» **Stated exercise**
Every line below that contains "的指导思想" is to be copied.

» **Data entries**
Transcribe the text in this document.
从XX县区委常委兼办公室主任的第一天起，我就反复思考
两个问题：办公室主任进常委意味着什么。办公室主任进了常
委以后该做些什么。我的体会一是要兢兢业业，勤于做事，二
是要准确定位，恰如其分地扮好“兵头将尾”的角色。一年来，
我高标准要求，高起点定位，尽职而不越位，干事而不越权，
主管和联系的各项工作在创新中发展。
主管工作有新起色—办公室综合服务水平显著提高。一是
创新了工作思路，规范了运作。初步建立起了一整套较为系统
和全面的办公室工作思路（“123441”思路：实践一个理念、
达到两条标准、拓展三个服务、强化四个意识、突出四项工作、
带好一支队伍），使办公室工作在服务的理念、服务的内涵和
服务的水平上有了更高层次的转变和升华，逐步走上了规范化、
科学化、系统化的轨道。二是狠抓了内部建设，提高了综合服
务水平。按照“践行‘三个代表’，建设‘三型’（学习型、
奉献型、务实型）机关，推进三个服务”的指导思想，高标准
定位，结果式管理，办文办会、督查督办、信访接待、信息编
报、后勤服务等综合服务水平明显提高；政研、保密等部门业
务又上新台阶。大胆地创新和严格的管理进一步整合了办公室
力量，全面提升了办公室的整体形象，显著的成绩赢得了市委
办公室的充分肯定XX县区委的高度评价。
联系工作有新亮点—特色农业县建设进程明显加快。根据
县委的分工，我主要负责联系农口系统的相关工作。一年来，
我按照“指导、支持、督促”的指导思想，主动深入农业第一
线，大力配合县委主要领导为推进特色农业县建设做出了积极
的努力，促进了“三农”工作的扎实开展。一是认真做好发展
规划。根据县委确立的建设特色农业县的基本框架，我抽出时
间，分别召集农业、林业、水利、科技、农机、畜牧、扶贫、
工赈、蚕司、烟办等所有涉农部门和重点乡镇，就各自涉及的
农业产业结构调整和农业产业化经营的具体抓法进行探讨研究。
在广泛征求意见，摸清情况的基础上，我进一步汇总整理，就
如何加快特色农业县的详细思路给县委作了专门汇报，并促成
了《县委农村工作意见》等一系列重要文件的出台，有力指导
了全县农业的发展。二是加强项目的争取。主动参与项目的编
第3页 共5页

» **Result of the exercise**
奉献型、务实型）机关，推进三个服务”的指导思想，高标准
我按照“指导、支持、督促”的指导思想，主动深入农业第一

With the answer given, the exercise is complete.